● Written exercise 1
Answer these about the undercoat thread, one answer per line:
(a) How does Luciledodd describe the undercoat her schnauzers had?
(b) Who told Suzi that Zoey has a great coat?
(c) Why does Luciledodd not give Rosie a topknot?
● Written exercise 2
From the undercoat thread, extract the passage that begins at the words "I have no idea" and stops after the words "from the mats.", copying it word for word.

━━━━━ Excerpt to read

# UNDERCOAT?



## Luciledodd

want someone to explain this undercoat thing to me. All of Rosie's hair is approx. the same length My little schnauzers had undercoats. It was a short soft hair and entirely different from the rough outter coat. I can't tell any difference in Rosie's hair. When she was a puppy, her coat was thin and silky. Then it begain to thicken up with more cottony hair and now it is now apparent difference. So how would one tell on an adult dog if it was double-coated?


----------



## Suzi

Luciledodd said:


> want someone to explain this undercoat thing to me. All of Rosie's hair is approx. the same length My little schnauzers had undercoats. It was a short soft hair and entirely different from the rough outter coat. I can't tell any difference in Rosie's hair. When she was a puppy, her coat was thin and silky. Then it begain to thicken up with more cottony hair and now it is now apparent difference. So how would one tell on an adult dog if it was double-coated?


 I have no idea I use that word for not knowing a better word. For me it is the puppy coat and the new coat coming in it is fuzzier. It doesn't really make since that it would be a under coat because wouldn't the adult coat be the hair that is stronger and it is the top coat that is falling out? I never see hair shedding either just fuzz when I brush. And a lot of the fuzz is from the mats.
Zoeys coat is getting really full and is a pain in the but to keep up with lately. I have been told she has a great coat By breeders at shows 
These pictures are what her coat looks like before brushing out. It reminds me of when I had a perm squiggle. I don't see a under coat either. Is squiggle normal? What does a silky coat look like? I was told Zoey is silky it doesn't seem silky to me. Do your Havanese have SQUIGGLES?


----------



## Luciledodd

Rosie has tiny corkscrews if I don't brush every day. I don't know about looks but her puppy hair just felt like silk then as it thckened up it felt more like cotton. But her head hair is still thin an silky. I don't do a top know because it breaks off so easily. 

Guess we will have to wait for the experts to weigh in.

━━━━━━━━━━
━━━━━ Records supplied

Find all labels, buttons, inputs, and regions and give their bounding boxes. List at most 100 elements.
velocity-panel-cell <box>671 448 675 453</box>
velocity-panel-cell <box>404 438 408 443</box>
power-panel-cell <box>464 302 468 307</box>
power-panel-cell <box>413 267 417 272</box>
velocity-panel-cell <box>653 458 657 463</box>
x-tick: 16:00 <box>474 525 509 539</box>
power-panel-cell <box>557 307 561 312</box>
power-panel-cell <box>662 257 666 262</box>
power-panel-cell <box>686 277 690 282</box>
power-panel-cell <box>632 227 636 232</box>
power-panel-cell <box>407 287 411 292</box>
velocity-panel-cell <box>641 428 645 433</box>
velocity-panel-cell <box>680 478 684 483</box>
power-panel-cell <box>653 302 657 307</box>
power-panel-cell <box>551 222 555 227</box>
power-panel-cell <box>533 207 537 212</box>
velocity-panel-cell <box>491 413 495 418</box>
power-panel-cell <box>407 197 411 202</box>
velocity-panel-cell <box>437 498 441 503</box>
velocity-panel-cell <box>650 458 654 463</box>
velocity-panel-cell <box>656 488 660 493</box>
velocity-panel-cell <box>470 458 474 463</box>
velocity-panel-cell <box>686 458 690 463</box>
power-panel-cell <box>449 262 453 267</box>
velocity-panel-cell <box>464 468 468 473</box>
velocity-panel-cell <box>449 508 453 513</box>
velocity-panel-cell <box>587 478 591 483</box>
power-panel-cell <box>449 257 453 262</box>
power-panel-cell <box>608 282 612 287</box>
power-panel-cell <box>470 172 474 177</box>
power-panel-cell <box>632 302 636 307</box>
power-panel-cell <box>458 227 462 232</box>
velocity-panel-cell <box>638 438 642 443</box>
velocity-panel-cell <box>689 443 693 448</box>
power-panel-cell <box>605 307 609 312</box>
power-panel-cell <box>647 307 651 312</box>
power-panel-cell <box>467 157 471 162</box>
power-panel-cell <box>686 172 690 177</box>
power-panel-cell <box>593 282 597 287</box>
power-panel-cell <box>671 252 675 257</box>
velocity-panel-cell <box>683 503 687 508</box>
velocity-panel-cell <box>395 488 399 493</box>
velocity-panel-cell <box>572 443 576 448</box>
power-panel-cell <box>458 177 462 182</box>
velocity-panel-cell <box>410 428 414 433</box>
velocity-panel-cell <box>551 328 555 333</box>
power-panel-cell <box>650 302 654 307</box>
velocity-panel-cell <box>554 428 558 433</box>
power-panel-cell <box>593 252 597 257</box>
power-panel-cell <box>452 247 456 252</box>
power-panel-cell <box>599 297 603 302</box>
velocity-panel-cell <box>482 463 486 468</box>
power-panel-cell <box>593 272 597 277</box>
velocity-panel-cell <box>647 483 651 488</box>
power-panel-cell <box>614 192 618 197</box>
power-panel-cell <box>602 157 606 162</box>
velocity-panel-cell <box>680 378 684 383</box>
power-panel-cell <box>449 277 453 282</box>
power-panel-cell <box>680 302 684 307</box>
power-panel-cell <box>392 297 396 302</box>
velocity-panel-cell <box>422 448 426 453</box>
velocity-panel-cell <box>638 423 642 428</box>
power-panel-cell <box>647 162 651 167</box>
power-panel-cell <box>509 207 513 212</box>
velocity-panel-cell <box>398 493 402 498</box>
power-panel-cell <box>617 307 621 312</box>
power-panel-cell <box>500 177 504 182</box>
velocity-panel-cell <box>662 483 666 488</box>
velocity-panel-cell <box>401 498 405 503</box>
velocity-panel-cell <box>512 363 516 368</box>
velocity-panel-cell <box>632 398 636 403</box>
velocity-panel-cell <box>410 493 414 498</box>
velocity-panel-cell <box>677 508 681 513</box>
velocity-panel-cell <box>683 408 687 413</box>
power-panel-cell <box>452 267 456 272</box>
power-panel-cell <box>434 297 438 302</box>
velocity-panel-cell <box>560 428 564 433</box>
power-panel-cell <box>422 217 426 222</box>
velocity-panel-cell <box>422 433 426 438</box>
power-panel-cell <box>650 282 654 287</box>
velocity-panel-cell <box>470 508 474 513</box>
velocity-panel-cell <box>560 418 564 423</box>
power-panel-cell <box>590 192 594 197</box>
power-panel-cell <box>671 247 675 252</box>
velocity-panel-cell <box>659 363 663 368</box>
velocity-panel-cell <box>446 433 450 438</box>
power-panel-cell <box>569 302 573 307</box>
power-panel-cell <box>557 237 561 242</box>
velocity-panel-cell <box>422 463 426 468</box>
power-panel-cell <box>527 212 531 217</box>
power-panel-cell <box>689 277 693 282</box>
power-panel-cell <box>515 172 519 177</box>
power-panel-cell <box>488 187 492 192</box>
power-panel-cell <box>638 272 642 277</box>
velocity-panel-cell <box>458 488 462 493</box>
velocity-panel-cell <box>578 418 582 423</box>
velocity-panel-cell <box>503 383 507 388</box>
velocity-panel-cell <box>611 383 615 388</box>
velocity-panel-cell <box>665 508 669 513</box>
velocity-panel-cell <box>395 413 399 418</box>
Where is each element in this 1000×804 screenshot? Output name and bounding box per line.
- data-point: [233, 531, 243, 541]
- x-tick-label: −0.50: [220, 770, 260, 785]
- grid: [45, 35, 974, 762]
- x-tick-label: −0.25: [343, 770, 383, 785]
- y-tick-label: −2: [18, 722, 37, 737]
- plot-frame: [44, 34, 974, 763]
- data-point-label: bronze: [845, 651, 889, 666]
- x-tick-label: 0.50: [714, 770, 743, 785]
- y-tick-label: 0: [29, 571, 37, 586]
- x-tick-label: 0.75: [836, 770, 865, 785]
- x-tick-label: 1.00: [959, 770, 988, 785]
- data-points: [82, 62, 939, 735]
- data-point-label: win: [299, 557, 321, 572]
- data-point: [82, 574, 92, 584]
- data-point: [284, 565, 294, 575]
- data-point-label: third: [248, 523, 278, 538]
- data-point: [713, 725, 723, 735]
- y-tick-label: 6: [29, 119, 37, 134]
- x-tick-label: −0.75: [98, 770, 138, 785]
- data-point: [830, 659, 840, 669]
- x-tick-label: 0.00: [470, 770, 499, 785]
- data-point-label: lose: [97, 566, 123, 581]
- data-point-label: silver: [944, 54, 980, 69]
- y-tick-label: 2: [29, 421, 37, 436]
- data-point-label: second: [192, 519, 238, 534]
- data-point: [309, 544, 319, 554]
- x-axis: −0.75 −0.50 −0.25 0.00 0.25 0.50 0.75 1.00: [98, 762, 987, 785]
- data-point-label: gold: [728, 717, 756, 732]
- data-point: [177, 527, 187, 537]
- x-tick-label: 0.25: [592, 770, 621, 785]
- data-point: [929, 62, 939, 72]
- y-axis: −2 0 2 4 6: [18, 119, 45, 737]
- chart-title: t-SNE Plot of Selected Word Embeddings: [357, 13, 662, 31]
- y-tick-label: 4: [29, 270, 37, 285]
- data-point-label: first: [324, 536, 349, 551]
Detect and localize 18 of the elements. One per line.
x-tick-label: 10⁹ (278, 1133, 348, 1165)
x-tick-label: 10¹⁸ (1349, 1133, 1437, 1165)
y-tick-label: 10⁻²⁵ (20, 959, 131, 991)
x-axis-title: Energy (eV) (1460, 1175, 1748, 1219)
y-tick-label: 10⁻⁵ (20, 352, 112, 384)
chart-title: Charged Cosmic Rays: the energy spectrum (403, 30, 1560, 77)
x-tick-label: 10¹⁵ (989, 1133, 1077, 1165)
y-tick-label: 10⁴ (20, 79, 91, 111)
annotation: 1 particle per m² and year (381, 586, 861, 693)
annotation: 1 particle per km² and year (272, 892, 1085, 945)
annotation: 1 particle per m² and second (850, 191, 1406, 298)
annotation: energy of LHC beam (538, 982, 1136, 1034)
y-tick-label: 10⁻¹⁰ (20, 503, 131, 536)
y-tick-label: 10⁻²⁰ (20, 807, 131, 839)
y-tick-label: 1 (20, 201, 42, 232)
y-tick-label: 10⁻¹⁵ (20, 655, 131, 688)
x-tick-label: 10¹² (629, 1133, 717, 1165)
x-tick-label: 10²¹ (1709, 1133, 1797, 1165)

━━━━━━━━━━

● Exercise result 1
(a) A short, soft hair, entirely different from the rough outer coat.
(b) Breeders at shows.
(c) Because Rosie's head hair breaks off so easily.

● Exercise result 2
I have no idea I use that word for not knowing a better word. For me it is the puppy coat and the new coat coming in it is fuzzier. It doesn't really make since that it would be a under coat because wouldn't the adult coat be the hair that is stronger and it is the top coat that is falling out? I never see hair shedding either just fuzz when I brush. And a lot of the fuzz is from the mats.